Required task: Scan the lines below for "Leave"; report the number of lines that contain it, and only that.
######
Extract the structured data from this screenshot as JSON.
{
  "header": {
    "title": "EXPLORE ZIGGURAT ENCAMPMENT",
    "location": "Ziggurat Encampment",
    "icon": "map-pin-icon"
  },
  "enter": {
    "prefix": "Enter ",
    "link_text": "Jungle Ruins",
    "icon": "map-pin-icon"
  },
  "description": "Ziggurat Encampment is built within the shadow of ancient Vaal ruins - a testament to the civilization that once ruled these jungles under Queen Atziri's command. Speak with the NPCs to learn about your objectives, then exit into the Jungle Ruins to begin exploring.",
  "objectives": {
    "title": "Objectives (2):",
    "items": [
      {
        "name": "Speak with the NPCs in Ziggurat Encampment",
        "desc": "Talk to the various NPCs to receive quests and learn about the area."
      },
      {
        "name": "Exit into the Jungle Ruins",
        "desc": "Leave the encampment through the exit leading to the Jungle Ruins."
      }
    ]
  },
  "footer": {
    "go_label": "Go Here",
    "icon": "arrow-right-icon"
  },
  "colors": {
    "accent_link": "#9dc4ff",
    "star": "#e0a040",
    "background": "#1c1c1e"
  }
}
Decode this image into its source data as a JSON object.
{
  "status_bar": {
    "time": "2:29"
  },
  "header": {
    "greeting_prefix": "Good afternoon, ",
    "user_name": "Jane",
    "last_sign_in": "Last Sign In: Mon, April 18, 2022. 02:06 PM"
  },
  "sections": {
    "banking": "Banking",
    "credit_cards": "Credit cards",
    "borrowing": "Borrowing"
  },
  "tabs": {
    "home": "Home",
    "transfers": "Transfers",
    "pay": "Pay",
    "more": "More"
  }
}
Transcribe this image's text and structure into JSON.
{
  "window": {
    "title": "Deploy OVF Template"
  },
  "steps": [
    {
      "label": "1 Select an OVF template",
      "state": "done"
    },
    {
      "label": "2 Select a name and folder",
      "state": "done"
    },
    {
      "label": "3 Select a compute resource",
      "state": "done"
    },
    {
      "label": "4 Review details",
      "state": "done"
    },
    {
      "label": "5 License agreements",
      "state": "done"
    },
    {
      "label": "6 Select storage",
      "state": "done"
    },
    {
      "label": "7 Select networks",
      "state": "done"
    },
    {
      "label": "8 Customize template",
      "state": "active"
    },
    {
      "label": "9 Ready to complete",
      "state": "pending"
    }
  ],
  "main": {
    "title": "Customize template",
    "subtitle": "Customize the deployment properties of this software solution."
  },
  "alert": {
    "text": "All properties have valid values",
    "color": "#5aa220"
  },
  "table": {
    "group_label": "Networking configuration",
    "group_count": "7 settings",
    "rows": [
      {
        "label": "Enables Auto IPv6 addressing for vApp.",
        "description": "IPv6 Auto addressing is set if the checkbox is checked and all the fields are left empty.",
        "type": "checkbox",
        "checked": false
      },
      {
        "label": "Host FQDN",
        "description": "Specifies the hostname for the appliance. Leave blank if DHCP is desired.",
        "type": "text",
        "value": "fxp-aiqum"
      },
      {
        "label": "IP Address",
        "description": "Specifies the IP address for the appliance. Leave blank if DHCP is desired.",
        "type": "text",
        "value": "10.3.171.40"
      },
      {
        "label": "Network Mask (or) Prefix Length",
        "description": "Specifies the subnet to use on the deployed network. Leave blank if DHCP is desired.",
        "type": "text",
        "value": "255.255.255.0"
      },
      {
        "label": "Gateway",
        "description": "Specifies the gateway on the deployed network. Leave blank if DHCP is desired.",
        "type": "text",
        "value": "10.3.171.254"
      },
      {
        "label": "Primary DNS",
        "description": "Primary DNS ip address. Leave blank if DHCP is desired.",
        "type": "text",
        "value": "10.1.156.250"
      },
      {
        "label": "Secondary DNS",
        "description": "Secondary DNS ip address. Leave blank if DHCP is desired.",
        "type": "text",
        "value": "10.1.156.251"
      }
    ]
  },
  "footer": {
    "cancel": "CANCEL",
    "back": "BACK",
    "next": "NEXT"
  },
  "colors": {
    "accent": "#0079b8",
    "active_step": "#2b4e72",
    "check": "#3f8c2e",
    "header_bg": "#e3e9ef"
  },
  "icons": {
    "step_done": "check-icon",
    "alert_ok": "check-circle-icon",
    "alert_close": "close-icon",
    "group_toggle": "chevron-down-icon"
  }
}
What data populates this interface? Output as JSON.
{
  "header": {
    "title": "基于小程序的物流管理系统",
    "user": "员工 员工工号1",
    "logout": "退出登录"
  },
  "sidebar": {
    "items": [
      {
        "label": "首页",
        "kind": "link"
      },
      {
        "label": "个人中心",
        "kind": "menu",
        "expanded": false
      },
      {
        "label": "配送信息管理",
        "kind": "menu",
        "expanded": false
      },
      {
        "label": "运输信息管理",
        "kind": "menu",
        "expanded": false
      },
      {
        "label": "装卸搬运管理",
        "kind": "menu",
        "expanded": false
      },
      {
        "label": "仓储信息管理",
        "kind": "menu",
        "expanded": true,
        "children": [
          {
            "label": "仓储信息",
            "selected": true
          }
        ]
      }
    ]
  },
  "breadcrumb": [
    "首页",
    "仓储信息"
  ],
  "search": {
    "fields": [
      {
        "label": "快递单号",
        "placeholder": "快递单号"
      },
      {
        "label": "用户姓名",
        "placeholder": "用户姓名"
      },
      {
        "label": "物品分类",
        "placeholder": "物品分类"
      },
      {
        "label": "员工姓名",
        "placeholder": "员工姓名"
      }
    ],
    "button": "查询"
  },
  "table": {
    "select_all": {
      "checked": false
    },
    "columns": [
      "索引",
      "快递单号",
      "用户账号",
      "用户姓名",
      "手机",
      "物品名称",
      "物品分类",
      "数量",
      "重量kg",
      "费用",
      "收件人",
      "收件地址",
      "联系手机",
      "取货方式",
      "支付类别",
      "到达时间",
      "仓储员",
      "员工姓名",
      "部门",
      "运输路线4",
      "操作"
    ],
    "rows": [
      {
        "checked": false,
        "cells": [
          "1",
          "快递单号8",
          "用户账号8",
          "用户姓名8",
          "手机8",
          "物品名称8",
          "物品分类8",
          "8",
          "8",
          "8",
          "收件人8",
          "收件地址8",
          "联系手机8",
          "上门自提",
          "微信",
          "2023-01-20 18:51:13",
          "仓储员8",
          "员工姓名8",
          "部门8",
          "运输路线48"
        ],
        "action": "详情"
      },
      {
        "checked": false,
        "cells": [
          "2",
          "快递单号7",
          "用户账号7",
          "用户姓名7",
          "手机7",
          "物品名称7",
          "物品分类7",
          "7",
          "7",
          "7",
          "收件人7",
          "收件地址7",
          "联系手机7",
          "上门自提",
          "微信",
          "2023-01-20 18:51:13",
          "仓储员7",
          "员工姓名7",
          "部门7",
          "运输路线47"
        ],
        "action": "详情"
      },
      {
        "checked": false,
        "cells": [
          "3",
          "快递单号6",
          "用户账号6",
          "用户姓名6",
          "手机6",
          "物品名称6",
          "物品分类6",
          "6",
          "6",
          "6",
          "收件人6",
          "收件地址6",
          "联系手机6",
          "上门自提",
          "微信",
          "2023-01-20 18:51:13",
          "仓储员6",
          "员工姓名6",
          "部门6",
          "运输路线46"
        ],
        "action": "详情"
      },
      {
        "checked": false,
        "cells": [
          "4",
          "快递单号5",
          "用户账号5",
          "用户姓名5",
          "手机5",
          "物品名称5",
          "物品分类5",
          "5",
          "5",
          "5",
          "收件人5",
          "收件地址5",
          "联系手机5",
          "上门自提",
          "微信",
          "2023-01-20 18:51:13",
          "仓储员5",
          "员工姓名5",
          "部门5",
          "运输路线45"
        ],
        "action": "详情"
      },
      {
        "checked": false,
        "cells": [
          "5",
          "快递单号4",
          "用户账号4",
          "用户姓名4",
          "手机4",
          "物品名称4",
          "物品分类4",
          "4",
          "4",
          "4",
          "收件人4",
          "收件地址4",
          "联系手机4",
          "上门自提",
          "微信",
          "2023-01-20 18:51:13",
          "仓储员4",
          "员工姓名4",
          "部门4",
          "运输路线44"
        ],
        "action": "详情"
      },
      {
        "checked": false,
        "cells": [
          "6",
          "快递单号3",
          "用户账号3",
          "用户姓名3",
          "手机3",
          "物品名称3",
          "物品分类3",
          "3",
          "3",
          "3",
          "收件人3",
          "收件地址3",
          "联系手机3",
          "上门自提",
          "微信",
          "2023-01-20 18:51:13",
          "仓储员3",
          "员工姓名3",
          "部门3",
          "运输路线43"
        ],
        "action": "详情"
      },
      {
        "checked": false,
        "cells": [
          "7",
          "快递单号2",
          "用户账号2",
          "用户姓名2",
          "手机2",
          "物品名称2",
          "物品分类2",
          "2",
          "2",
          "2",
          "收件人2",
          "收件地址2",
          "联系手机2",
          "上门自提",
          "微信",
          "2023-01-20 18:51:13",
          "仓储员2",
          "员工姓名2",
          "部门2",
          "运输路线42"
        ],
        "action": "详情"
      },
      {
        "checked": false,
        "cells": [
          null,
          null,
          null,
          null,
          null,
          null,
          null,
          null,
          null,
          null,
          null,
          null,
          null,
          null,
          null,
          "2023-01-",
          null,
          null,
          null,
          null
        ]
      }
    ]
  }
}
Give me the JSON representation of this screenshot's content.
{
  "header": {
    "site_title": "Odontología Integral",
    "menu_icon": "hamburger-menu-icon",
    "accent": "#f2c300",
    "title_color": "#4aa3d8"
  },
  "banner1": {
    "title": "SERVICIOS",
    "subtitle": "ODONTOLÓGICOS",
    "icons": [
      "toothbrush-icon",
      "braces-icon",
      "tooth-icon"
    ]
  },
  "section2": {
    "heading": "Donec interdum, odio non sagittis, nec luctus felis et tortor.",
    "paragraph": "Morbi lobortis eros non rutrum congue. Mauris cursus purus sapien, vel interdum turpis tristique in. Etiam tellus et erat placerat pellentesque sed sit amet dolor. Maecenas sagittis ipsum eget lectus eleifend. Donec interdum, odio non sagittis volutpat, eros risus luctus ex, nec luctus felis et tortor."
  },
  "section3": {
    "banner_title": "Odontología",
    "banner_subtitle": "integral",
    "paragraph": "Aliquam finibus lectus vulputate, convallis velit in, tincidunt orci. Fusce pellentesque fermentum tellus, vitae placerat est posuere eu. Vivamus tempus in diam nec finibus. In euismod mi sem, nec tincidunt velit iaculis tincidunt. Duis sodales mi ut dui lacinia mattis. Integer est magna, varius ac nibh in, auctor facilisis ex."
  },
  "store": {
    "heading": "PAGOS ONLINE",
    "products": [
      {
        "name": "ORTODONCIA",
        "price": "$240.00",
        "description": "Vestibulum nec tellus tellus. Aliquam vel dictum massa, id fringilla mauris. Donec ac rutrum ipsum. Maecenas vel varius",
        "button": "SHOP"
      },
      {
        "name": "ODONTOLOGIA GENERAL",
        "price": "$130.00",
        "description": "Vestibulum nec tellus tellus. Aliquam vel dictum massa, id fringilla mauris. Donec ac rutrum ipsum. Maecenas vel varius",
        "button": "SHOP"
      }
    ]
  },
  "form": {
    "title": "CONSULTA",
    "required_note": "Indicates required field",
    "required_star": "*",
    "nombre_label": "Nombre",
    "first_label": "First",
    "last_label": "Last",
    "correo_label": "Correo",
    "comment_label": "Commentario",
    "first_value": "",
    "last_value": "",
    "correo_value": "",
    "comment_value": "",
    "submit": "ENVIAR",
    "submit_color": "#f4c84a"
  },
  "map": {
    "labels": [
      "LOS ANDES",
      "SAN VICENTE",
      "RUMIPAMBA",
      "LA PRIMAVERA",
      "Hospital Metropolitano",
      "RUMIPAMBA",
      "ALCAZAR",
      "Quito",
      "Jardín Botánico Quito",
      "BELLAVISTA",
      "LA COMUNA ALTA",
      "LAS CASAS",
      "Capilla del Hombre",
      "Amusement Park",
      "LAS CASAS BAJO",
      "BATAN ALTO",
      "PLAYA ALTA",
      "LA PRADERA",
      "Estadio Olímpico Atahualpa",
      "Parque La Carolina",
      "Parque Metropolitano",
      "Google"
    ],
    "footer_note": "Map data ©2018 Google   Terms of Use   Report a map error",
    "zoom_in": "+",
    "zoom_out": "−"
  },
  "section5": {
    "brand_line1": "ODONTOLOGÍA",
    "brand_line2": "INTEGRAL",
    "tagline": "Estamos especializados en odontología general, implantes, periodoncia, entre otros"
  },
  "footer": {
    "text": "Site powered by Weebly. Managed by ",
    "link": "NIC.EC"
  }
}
######
Solution to the exercise: 7